Record excerpts
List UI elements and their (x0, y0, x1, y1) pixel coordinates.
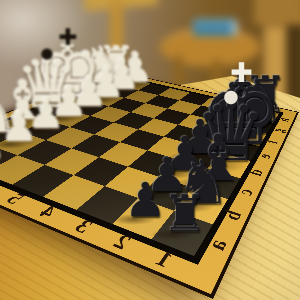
blue-book-pages (233, 22, 237, 34)
chess-scene: abcdefgh12345678 ♜♟♞♟♝♟♚✚♟♟♛●♜♟♟♝♞♟♟♞♝♟♟… (0, 0, 300, 300)
chair-post (110, 0, 123, 62)
blue-book (193, 19, 237, 36)
wall-light-patch (0, 0, 88, 68)
wooden-slats (254, 0, 300, 26)
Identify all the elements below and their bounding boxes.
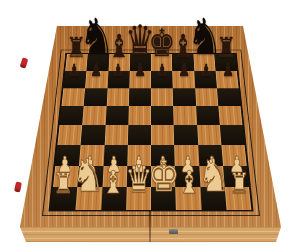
square-b3[interactable]	[79, 145, 104, 166]
square-g8[interactable]	[193, 54, 215, 71]
square-c3[interactable]	[103, 145, 127, 166]
square-d1[interactable]	[126, 187, 151, 210]
square-h5[interactable]	[218, 106, 242, 125]
square-a7[interactable]	[63, 71, 86, 88]
square-f3[interactable]	[174, 145, 198, 166]
square-h7[interactable]	[215, 71, 238, 88]
square-d2[interactable]	[127, 166, 151, 188]
square-c8[interactable]	[108, 54, 130, 71]
square-g5[interactable]	[196, 106, 220, 125]
square-a5[interactable]	[60, 106, 84, 125]
square-c5[interactable]	[105, 106, 128, 125]
square-f4[interactable]	[174, 125, 198, 145]
front-latch	[169, 229, 178, 234]
square-h8[interactable]	[214, 54, 237, 71]
square-g7[interactable]	[194, 71, 217, 88]
square-h1[interactable]	[224, 187, 251, 210]
square-e4[interactable]	[151, 125, 174, 145]
square-a6[interactable]	[61, 88, 85, 106]
square-b2[interactable]	[78, 166, 104, 188]
square-h4[interactable]	[220, 125, 245, 145]
square-b4[interactable]	[81, 125, 105, 145]
square-c6[interactable]	[106, 88, 129, 106]
square-g3[interactable]	[198, 145, 223, 166]
square-b5[interactable]	[82, 106, 106, 125]
red-clasp-bottom	[14, 181, 22, 192]
square-a2[interactable]	[53, 166, 79, 188]
square-g2[interactable]	[199, 166, 225, 188]
square-c4[interactable]	[104, 125, 128, 145]
square-e6[interactable]	[151, 88, 173, 106]
square-f2[interactable]	[175, 166, 200, 188]
square-c2[interactable]	[102, 166, 127, 188]
square-b7[interactable]	[85, 71, 108, 88]
square-f6[interactable]	[173, 88, 196, 106]
red-clasp-top	[20, 57, 29, 68]
square-e7[interactable]	[151, 71, 173, 88]
square-g4[interactable]	[197, 125, 221, 145]
square-g6[interactable]	[195, 88, 218, 106]
square-d6[interactable]	[129, 88, 151, 106]
square-b8[interactable]	[87, 54, 109, 71]
square-h6[interactable]	[217, 88, 241, 106]
square-f1[interactable]	[175, 187, 201, 210]
square-a4[interactable]	[57, 125, 82, 145]
square-b6[interactable]	[84, 88, 107, 106]
square-d7[interactable]	[129, 71, 151, 88]
square-e1[interactable]	[151, 187, 176, 210]
square-h3[interactable]	[221, 145, 247, 166]
square-e3[interactable]	[151, 145, 175, 166]
square-d5[interactable]	[128, 106, 151, 125]
square-d3[interactable]	[127, 145, 151, 166]
square-c7[interactable]	[107, 71, 129, 88]
square-f5[interactable]	[173, 106, 196, 125]
square-g1[interactable]	[200, 187, 226, 210]
square-f8[interactable]	[172, 54, 194, 71]
board-playing-area	[42, 50, 260, 216]
square-e8[interactable]	[151, 54, 172, 71]
square-e5[interactable]	[151, 106, 174, 125]
square-d8[interactable]	[130, 54, 151, 71]
square-a3[interactable]	[55, 145, 81, 166]
photo-background: ♜♞♝♛♚♝♞♜♟♟♟♟♟♟♟♟♟♟♟♟♟♟♟♟♜♞♝♛♚♝♞♜	[0, 0, 300, 246]
square-a1[interactable]	[51, 187, 78, 210]
square-a8[interactable]	[65, 54, 88, 71]
square-d4[interactable]	[128, 125, 151, 145]
square-c1[interactable]	[101, 187, 127, 210]
square-e2[interactable]	[151, 166, 175, 188]
chess-board-grid	[48, 53, 253, 211]
square-b1[interactable]	[76, 187, 102, 210]
square-f7[interactable]	[172, 71, 194, 88]
square-h2[interactable]	[223, 166, 249, 188]
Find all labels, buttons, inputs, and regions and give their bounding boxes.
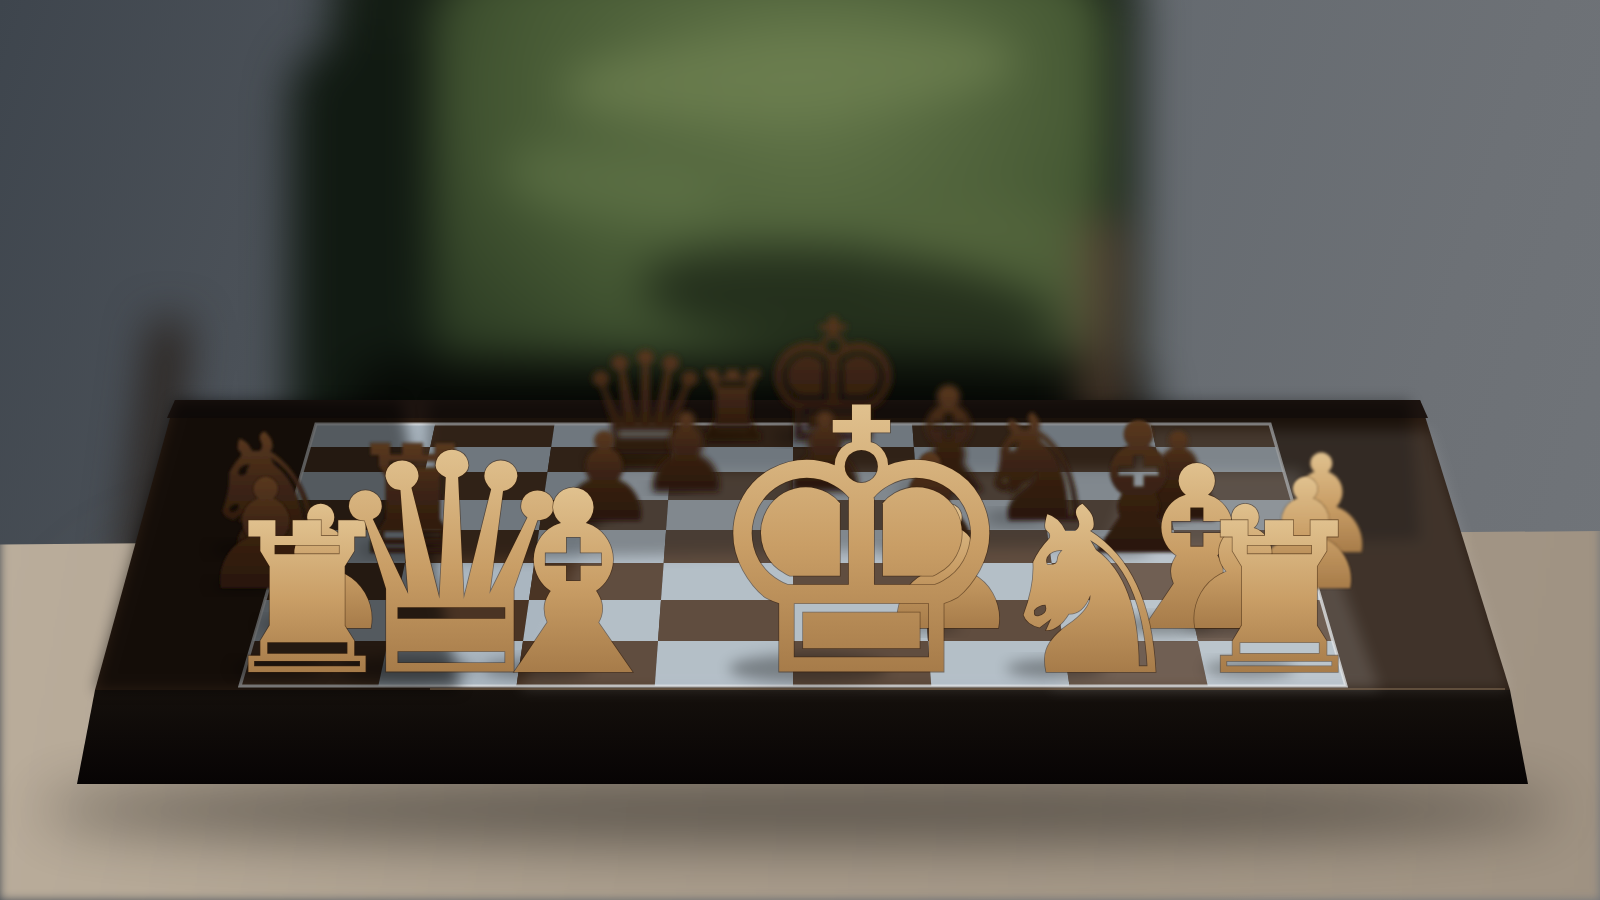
white-bishop-c1[interactable]: ♝ [460, 438, 686, 732]
white-knight-g1[interactable]: ♞ [986, 458, 1193, 726]
photo-scene: ♜♚♛♟♟♝♟♞♟♞♜♟♝♟♟♟♟♟♝♟♜♛♝♚♞♜ [0, 0, 1600, 900]
chessboard: ♜♚♛♟♟♝♟♞♟♞♜♟♝♟♟♟♟♟♝♟♜♛♝♚♞♜ [0, 0, 1600, 900]
white-king-e1[interactable]: ♚ [697, 333, 1025, 758]
pieces-layer: ♜♚♛♟♟♝♟♞♟♞♜♟♝♟♟♟♟♟♝♟♜♛♝♚♞♜ [196, 284, 1383, 758]
white-rook-h1[interactable]: ♜ [1186, 479, 1373, 721]
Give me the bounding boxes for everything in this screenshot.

Problem
Please copy all the records above line for line, leaving out the pictures.

Task output
List UI elements and their (x0, y0, x1, y1) pixel coordinates.
blue-book-pages (233, 22, 237, 34)
chess-scene: abcdefgh12345678 ♜♟♞♟♝♟♚✚♟♟♛●♜♟♟♝♞♟♟♞♝♟♟… (0, 0, 300, 300)
chair-post (110, 0, 123, 62)
blue-book (193, 19, 237, 36)
wall-light-patch (0, 0, 88, 68)
wooden-slats (254, 0, 300, 26)
Identify all the elements below and their bounding boxes.
square-b3[interactable]	[79, 145, 104, 166]
square-g8[interactable]	[193, 54, 215, 71]
square-c3[interactable]	[103, 145, 127, 166]
square-d1[interactable]	[126, 187, 151, 210]
square-h5[interactable]	[218, 106, 242, 125]
square-a7[interactable]	[63, 71, 86, 88]
square-f3[interactable]	[174, 145, 198, 166]
square-h7[interactable]	[215, 71, 238, 88]
square-d2[interactable]	[127, 166, 151, 188]
square-c8[interactable]	[108, 54, 130, 71]
square-g5[interactable]	[196, 106, 220, 125]
square-a5[interactable]	[60, 106, 84, 125]
square-c5[interactable]	[105, 106, 128, 125]
square-f4[interactable]	[174, 125, 198, 145]
front-latch	[169, 229, 178, 234]
square-h8[interactable]	[214, 54, 237, 71]
square-g7[interactable]	[194, 71, 217, 88]
square-h1[interactable]	[224, 187, 251, 210]
square-e4[interactable]	[151, 125, 174, 145]
square-a6[interactable]	[61, 88, 85, 106]
square-b2[interactable]	[78, 166, 104, 188]
square-h4[interactable]	[220, 125, 245, 145]
square-b4[interactable]	[81, 125, 105, 145]
square-c6[interactable]	[106, 88, 129, 106]
square-g3[interactable]	[198, 145, 223, 166]
square-b5[interactable]	[82, 106, 106, 125]
red-clasp-bottom	[14, 181, 22, 192]
square-a2[interactable]	[53, 166, 79, 188]
square-g2[interactable]	[199, 166, 225, 188]
square-c4[interactable]	[104, 125, 128, 145]
square-e6[interactable]	[151, 88, 173, 106]
square-f2[interactable]	[175, 166, 200, 188]
square-c2[interactable]	[102, 166, 127, 188]
square-b7[interactable]	[85, 71, 108, 88]
square-f6[interactable]	[173, 88, 196, 106]
red-clasp-top	[20, 57, 29, 68]
square-e7[interactable]	[151, 71, 173, 88]
square-g4[interactable]	[197, 125, 221, 145]
square-g6[interactable]	[195, 88, 218, 106]
square-d6[interactable]	[129, 88, 151, 106]
square-b8[interactable]	[87, 54, 109, 71]
square-h6[interactable]	[217, 88, 241, 106]
square-f1[interactable]	[175, 187, 201, 210]
square-a4[interactable]	[57, 125, 82, 145]
square-b6[interactable]	[84, 88, 107, 106]
square-d7[interactable]	[129, 71, 151, 88]
square-e1[interactable]	[151, 187, 176, 210]
square-h3[interactable]	[221, 145, 247, 166]
square-e3[interactable]	[151, 145, 175, 166]
square-d5[interactable]	[128, 106, 151, 125]
square-d3[interactable]	[127, 145, 151, 166]
square-c7[interactable]	[107, 71, 129, 88]
square-f5[interactable]	[173, 106, 196, 125]
square-g1[interactable]	[200, 187, 226, 210]
square-f8[interactable]	[172, 54, 194, 71]
board-playing-area	[42, 50, 260, 216]
square-e8[interactable]	[151, 54, 172, 71]
square-e5[interactable]	[151, 106, 174, 125]
square-d8[interactable]	[130, 54, 151, 71]
square-a3[interactable]	[55, 145, 81, 166]
photo-background: ♜♞♝♛♚♝♞♜♟♟♟♟♟♟♟♟♟♟♟♟♟♟♟♟♜♞♝♛♚♝♞♜	[0, 0, 300, 246]
square-a1[interactable]	[51, 187, 78, 210]
square-a8[interactable]	[65, 54, 88, 71]
square-d4[interactable]	[128, 125, 151, 145]
square-c1[interactable]	[101, 187, 127, 210]
square-e2[interactable]	[151, 166, 175, 188]
chess-board-grid	[48, 53, 253, 211]
square-b1[interactable]	[76, 187, 102, 210]
square-f7[interactable]	[172, 71, 194, 88]
square-h2[interactable]	[223, 166, 249, 188]
Find all labels, buttons, inputs, and regions and give their bounding boxes.
white-bishop-c1[interactable]: ♝ [460, 438, 686, 732]
white-knight-g1[interactable]: ♞ [986, 458, 1193, 726]
photo-scene: ♜♚♛♟♟♝♟♞♟♞♜♟♝♟♟♟♟♟♝♟♜♛♝♚♞♜ [0, 0, 1600, 900]
chessboard: ♜♚♛♟♟♝♟♞♟♞♜♟♝♟♟♟♟♟♝♟♜♛♝♚♞♜ [0, 0, 1600, 900]
white-king-e1[interactable]: ♚ [697, 333, 1025, 758]
pieces-layer: ♜♚♛♟♟♝♟♞♟♞♜♟♝♟♟♟♟♟♝♟♜♛♝♚♞♜ [196, 284, 1383, 758]
white-rook-h1[interactable]: ♜ [1186, 479, 1373, 721]
Give me the bounding boxes for everything in this screenshot.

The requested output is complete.